[Stored items from a collection]
★ ★ ★ ★

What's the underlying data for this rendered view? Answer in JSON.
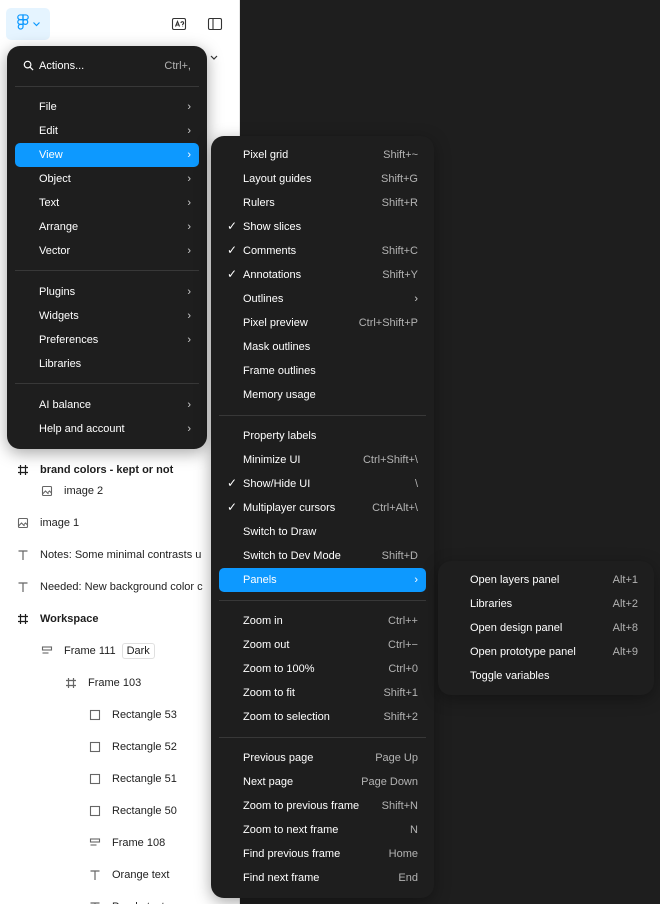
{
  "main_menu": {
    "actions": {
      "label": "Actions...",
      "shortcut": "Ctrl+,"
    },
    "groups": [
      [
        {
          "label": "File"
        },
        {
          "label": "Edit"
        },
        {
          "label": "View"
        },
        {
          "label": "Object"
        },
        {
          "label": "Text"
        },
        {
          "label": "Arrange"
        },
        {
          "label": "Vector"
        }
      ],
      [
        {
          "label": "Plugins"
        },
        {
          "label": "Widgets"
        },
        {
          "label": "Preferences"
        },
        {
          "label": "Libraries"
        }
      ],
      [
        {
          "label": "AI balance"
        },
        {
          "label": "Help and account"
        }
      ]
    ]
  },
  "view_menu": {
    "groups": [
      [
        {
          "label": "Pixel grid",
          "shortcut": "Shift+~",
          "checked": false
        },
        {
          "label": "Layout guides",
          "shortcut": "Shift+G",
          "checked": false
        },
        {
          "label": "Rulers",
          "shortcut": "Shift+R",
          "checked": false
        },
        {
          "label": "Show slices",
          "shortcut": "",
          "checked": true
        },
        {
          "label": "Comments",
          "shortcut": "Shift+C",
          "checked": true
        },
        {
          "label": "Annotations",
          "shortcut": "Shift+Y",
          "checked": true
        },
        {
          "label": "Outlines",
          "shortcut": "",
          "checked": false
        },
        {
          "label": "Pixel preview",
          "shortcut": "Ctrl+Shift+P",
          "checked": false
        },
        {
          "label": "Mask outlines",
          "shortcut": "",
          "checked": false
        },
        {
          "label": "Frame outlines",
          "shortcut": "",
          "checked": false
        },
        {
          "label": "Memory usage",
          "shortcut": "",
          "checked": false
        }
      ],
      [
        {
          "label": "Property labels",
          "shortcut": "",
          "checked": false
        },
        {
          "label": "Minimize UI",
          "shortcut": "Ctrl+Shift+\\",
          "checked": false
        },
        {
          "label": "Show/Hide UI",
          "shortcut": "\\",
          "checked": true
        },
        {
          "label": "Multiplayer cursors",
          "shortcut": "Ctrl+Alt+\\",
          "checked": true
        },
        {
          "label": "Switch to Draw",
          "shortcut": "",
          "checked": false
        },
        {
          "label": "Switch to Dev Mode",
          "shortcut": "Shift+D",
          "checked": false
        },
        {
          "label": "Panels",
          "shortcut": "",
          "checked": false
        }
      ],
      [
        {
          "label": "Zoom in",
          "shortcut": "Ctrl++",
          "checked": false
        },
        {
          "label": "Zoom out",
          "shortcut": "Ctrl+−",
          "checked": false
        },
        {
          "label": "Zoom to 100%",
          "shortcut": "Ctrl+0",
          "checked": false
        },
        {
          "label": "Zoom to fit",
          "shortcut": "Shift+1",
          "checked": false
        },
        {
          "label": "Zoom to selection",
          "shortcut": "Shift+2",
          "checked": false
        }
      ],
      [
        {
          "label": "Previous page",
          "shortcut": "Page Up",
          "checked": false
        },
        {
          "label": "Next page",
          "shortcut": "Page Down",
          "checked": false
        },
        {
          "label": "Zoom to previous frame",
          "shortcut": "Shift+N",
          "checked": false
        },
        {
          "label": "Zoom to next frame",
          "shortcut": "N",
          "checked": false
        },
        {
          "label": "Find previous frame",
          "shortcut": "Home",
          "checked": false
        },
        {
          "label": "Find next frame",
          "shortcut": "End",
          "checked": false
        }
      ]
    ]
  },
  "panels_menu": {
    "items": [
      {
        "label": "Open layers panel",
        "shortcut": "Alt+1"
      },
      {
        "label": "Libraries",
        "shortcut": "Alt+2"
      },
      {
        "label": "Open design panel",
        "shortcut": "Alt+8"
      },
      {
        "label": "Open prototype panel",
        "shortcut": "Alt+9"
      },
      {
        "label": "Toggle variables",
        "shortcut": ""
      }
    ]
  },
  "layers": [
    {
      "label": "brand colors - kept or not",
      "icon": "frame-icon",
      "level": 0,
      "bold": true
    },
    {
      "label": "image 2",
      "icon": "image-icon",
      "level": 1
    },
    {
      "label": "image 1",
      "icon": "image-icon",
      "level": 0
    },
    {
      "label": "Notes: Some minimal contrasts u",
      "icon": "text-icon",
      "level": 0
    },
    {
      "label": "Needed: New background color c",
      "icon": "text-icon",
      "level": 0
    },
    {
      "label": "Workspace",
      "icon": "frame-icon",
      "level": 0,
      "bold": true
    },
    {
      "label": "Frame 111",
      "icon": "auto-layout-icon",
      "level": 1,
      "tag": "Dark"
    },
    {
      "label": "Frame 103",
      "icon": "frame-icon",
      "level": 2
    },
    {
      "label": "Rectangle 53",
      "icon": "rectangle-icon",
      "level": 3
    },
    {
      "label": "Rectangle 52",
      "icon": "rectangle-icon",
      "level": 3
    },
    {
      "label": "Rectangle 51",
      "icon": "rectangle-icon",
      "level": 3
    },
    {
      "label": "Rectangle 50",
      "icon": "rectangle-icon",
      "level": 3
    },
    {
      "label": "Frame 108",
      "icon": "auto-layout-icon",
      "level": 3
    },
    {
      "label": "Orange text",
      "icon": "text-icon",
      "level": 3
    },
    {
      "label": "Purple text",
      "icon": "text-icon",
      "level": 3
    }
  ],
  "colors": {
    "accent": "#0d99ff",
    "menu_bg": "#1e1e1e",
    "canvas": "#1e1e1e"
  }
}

★ ★ ★ ★

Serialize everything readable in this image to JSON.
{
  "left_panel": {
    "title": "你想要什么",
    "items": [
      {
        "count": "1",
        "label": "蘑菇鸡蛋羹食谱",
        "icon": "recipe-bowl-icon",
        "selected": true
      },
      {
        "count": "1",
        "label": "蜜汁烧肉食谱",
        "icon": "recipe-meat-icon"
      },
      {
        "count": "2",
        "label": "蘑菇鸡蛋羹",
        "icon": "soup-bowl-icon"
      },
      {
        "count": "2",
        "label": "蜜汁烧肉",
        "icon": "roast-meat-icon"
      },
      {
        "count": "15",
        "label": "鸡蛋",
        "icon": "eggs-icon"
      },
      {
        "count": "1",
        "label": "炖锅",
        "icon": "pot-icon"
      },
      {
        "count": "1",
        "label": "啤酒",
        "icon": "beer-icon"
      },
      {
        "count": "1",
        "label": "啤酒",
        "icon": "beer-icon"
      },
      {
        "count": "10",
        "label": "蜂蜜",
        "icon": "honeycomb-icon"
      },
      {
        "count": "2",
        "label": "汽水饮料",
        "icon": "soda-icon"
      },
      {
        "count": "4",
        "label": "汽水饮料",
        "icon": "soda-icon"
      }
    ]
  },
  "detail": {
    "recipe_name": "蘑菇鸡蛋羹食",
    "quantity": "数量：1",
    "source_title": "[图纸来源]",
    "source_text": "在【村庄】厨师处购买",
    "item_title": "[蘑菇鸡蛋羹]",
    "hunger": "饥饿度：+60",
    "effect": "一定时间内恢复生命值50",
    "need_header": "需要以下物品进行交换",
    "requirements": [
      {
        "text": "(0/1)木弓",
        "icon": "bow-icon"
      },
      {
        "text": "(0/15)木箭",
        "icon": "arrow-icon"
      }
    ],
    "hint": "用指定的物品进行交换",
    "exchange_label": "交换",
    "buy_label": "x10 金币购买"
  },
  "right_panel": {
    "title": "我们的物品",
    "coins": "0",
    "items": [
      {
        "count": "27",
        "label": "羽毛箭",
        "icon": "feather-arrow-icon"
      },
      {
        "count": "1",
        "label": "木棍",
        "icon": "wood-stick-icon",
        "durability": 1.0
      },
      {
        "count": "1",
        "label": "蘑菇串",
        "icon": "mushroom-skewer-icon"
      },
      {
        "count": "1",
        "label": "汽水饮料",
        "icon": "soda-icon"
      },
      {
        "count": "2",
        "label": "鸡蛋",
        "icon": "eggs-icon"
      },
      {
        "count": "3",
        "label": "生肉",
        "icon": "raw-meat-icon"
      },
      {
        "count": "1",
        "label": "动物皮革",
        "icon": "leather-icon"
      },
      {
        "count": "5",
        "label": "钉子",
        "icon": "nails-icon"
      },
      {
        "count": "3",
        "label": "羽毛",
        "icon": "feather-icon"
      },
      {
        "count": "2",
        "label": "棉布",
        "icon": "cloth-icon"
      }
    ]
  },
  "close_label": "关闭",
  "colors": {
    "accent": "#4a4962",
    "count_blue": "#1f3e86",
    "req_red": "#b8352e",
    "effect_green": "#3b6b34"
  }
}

★ ★ ★ ★

_Directive:_ Collect every line above that contains the word "Show".

_Complete answer:_
          "label": "Show slices",
          "label": "Show/Hide UI",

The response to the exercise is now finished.